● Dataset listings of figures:
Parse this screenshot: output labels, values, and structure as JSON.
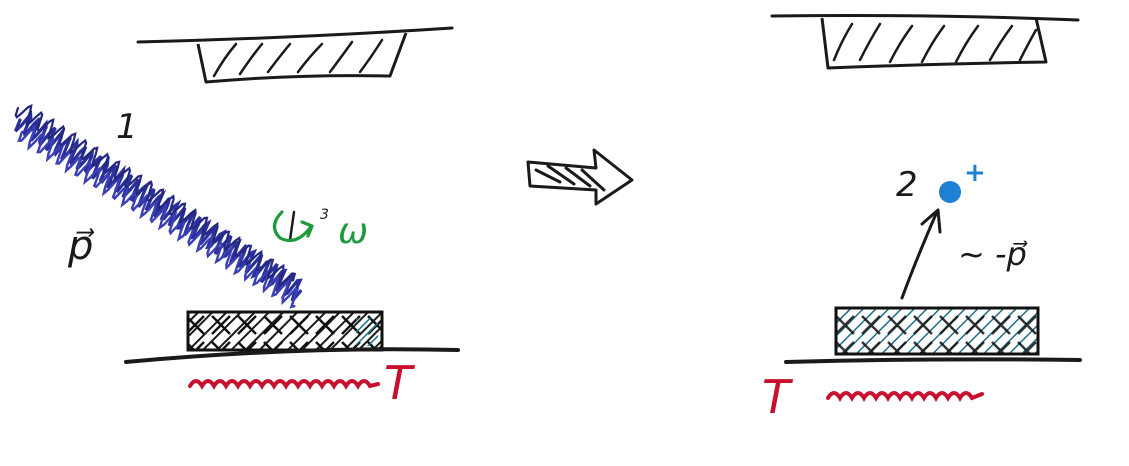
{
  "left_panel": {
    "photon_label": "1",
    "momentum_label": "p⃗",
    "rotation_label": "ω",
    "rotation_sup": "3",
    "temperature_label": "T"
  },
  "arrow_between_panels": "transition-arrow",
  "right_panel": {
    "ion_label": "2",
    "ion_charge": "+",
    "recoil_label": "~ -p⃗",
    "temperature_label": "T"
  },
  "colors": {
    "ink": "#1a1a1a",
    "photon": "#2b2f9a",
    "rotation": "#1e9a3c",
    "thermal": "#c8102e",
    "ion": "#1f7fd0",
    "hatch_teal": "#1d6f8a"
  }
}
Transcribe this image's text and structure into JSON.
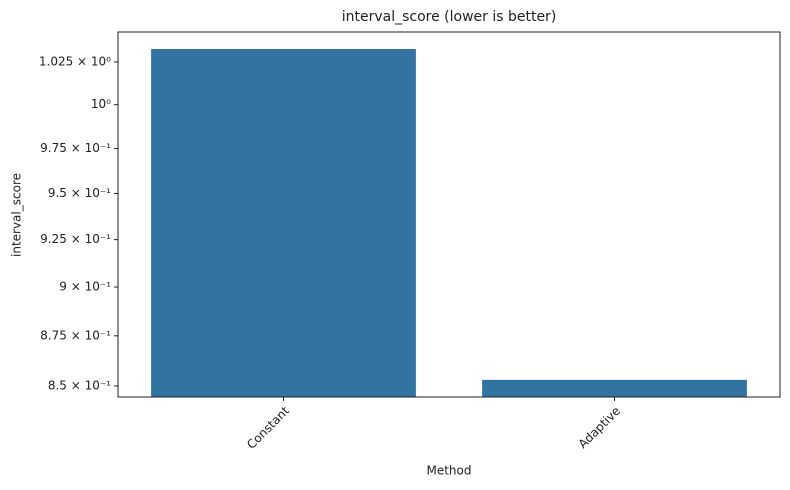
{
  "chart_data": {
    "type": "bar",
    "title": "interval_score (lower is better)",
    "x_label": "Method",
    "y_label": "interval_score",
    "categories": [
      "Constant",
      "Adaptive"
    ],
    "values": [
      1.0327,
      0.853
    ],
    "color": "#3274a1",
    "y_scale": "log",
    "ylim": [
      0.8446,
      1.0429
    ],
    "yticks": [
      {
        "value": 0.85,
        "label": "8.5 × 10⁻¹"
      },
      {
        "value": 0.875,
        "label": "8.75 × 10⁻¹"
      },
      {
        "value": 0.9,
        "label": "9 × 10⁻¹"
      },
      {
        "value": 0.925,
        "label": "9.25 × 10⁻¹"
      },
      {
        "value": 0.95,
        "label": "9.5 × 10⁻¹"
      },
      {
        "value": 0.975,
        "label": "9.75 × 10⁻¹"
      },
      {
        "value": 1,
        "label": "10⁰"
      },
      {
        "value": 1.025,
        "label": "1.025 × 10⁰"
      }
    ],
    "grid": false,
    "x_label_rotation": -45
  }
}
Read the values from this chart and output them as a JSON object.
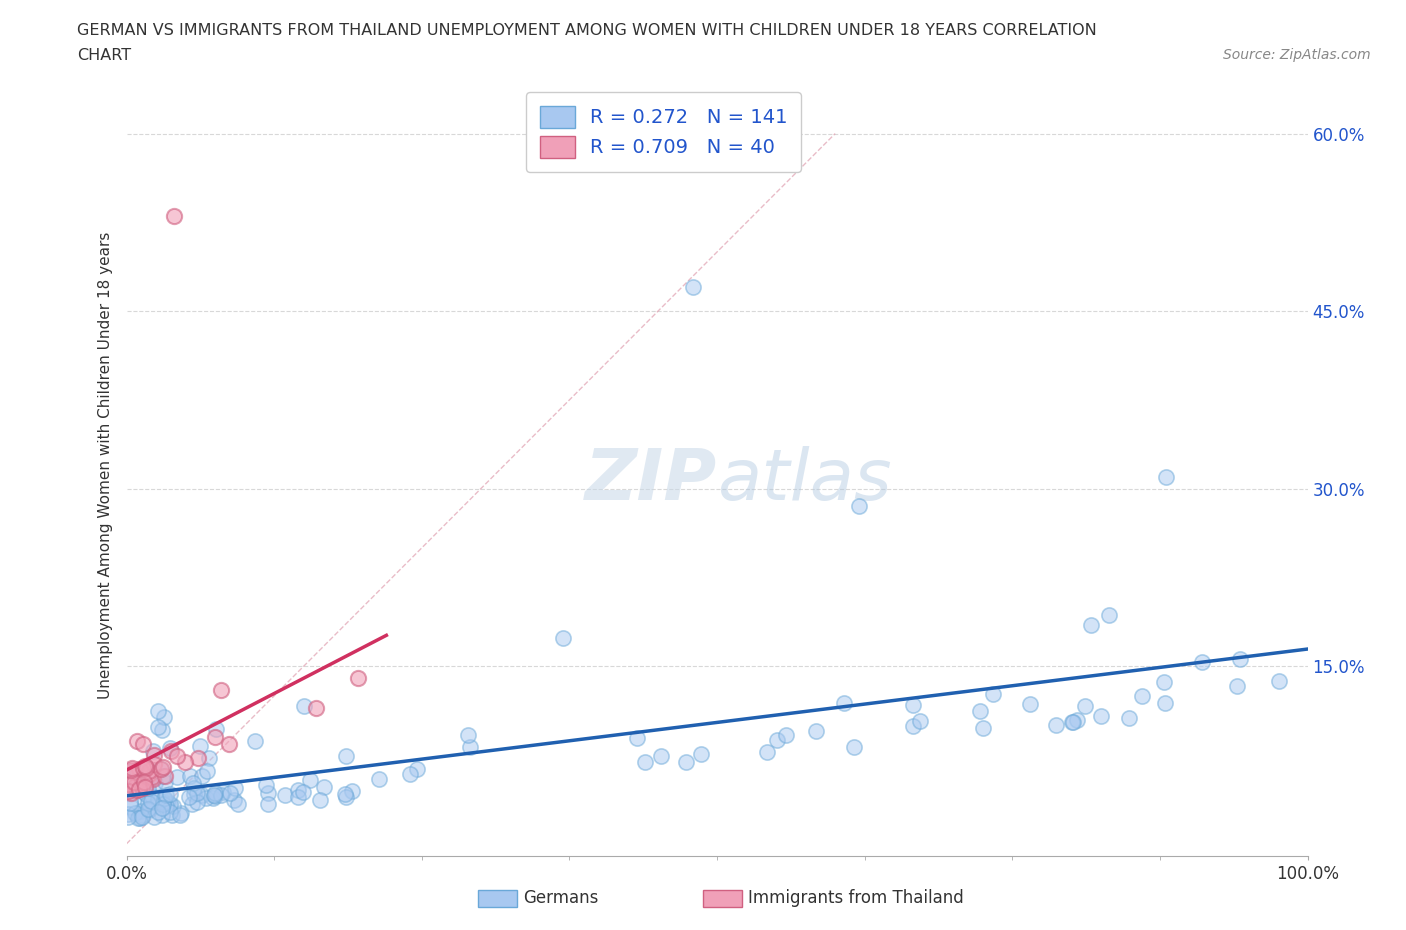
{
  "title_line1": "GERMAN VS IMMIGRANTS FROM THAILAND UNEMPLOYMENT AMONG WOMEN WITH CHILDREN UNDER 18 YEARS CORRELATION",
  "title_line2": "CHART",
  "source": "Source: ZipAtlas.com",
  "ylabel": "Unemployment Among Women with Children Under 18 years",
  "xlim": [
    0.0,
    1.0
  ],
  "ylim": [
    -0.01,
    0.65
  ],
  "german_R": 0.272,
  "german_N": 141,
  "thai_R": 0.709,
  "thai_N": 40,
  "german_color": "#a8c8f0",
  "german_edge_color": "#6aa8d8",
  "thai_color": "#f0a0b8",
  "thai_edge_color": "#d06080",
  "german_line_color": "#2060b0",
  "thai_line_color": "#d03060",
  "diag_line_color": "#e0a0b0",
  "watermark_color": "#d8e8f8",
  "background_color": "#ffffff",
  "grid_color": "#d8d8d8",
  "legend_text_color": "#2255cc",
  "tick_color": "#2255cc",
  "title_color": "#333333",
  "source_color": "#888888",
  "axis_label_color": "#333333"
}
--
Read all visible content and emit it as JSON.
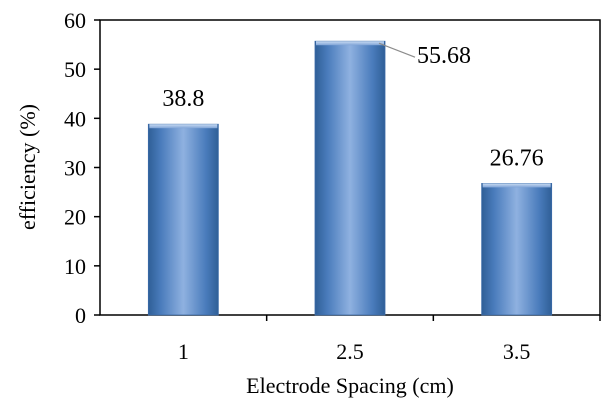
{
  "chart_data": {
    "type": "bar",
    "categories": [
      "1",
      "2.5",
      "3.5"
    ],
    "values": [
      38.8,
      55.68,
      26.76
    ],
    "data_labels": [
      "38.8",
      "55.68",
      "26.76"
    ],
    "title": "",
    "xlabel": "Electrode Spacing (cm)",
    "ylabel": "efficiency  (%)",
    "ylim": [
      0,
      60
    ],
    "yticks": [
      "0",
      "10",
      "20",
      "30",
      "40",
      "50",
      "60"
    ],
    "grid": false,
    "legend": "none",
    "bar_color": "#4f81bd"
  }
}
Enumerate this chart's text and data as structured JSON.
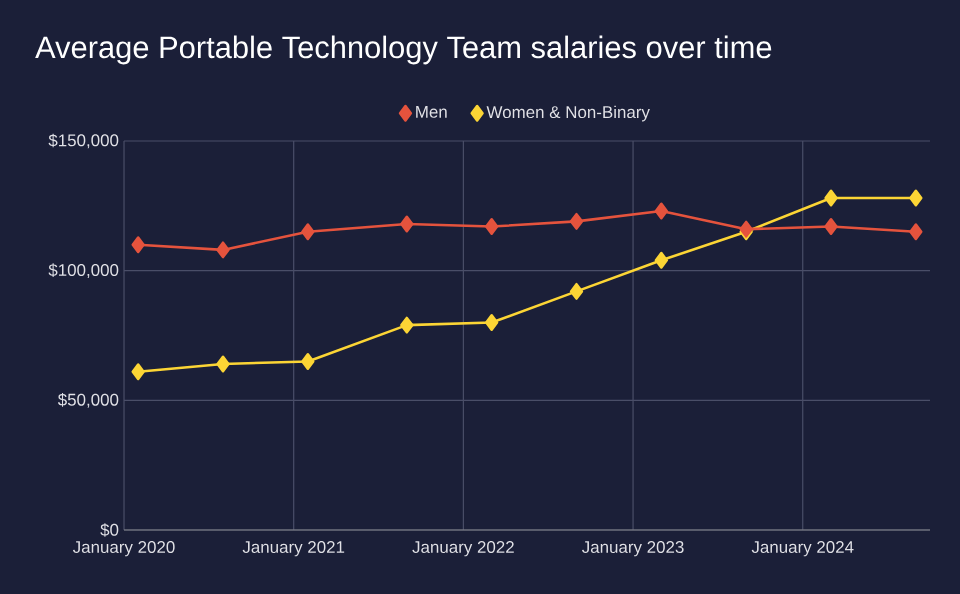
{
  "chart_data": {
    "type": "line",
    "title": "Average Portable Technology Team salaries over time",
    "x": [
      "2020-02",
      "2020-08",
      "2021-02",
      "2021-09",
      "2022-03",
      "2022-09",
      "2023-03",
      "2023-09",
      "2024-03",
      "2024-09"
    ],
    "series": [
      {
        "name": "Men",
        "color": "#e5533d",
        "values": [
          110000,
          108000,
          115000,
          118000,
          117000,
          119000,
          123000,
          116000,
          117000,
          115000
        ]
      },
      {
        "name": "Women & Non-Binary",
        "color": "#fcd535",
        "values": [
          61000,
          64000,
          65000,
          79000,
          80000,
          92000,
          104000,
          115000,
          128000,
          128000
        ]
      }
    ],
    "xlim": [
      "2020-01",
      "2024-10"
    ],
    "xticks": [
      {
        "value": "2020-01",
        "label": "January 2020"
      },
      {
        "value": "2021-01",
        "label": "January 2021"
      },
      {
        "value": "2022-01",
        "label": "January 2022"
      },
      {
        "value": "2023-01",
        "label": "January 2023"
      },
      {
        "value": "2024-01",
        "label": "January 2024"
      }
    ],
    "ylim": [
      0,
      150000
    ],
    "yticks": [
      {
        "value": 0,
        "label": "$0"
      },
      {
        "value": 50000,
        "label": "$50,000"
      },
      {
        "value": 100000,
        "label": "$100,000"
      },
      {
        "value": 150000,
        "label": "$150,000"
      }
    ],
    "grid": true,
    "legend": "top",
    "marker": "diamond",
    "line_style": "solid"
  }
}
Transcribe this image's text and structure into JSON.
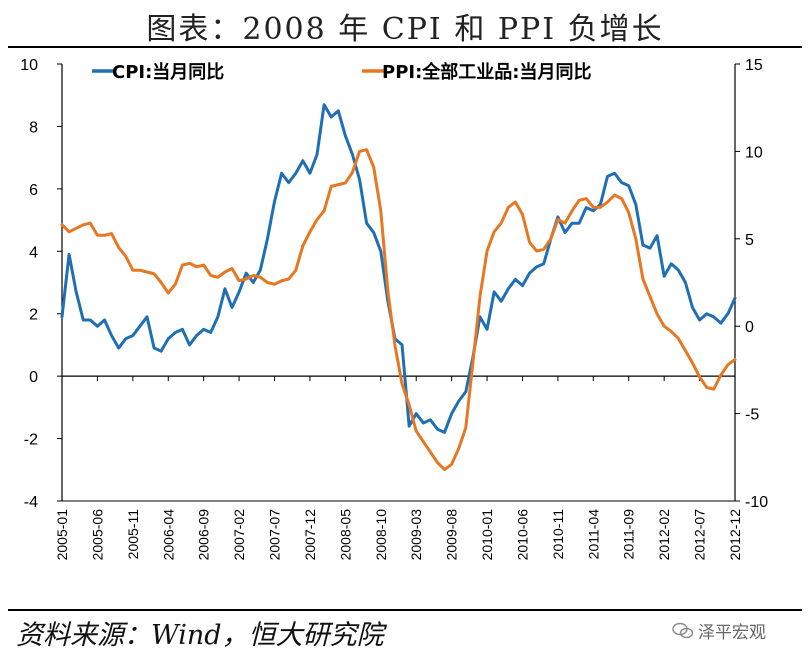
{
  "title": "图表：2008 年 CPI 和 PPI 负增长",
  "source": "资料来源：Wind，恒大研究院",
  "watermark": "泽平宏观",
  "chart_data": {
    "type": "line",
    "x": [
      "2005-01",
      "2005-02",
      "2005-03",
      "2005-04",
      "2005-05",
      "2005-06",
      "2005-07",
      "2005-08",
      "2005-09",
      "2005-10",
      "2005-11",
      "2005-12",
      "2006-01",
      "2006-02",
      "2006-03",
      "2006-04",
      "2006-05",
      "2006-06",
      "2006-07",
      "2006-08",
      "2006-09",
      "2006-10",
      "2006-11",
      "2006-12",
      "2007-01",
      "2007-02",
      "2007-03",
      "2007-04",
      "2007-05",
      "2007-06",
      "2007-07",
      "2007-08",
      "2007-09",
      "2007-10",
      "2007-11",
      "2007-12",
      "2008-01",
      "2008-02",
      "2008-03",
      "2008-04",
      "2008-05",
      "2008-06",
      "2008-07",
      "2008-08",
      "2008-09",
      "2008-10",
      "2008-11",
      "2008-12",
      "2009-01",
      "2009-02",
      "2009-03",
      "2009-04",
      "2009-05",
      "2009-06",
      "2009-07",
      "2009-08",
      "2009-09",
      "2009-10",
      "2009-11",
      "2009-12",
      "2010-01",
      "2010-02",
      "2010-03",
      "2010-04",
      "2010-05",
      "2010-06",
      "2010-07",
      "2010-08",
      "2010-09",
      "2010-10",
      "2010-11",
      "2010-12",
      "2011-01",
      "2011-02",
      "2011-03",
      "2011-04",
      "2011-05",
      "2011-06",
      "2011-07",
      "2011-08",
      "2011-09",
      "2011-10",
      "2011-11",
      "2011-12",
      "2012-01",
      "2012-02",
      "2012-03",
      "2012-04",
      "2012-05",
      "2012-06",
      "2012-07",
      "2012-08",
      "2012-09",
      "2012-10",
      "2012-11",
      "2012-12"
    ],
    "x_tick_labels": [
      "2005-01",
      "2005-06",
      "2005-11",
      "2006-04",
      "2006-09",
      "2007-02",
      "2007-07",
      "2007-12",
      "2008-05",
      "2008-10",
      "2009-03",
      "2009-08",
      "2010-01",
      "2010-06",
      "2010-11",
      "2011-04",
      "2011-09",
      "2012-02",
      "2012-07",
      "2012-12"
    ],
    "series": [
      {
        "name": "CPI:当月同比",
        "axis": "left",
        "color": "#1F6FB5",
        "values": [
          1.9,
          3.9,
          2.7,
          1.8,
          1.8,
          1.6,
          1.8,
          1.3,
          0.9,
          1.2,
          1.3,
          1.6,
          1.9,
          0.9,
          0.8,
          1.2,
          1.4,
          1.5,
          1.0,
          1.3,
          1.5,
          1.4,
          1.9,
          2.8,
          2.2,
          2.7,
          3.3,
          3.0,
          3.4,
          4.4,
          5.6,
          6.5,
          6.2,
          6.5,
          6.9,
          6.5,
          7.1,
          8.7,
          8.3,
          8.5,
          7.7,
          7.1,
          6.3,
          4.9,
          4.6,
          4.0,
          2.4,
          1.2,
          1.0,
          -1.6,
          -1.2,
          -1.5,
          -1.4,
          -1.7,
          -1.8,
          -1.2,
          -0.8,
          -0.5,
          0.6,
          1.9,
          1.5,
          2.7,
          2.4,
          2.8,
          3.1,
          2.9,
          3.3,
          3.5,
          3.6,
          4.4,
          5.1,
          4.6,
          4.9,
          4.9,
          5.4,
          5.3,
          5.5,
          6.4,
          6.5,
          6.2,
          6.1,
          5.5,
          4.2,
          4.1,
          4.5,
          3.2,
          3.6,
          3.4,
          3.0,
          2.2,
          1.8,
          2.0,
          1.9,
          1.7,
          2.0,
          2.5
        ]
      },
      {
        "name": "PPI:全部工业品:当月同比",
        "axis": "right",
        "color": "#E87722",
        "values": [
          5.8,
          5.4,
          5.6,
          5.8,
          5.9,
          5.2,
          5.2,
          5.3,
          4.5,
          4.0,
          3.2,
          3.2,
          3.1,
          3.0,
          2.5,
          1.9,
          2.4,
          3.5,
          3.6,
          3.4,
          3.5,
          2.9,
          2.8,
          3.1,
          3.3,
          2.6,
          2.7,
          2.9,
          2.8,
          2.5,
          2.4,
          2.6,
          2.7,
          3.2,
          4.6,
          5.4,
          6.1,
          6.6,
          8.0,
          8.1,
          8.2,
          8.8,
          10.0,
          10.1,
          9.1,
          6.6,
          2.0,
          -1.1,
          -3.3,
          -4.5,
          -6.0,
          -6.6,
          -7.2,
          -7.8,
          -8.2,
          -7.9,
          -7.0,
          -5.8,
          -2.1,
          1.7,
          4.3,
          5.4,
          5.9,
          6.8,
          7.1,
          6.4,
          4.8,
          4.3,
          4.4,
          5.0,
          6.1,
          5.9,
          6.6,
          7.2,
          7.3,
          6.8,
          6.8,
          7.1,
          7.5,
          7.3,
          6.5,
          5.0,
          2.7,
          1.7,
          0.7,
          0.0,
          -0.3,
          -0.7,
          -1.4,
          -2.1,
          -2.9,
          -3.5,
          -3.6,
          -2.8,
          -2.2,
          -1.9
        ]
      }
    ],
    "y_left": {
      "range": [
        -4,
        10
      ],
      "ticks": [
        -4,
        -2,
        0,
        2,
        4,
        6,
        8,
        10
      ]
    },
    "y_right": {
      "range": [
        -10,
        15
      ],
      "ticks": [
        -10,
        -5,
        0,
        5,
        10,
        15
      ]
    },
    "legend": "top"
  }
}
...
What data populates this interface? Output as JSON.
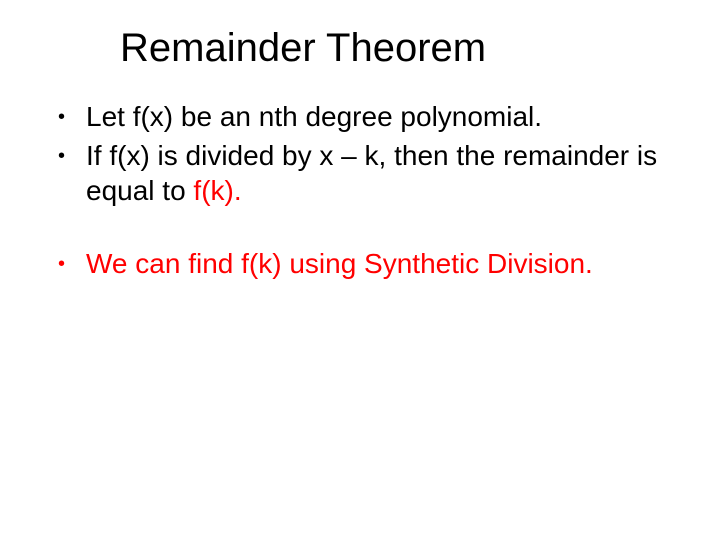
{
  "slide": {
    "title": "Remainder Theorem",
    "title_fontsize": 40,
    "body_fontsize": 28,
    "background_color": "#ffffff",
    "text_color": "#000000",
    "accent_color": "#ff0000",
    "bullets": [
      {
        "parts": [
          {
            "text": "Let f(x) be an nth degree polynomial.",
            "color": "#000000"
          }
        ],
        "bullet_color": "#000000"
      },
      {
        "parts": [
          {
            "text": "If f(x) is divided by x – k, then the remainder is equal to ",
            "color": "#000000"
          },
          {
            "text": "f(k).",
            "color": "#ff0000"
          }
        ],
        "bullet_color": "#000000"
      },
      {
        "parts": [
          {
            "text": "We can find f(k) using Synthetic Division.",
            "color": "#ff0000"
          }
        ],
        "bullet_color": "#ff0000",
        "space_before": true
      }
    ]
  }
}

● Problem to solve:
Show all lines above holding "this".

● Completed task:
Parse this screenshot: output labels, values, and structure as JSON.
Transcribe this image's text and structure into JSON.
Read the values from this chart and output them as a JSON object.
Enumerate this chart's text and data as structured JSON.
Transcribe this image's text and structure into JSON.
What data populates this interface? Output as JSON.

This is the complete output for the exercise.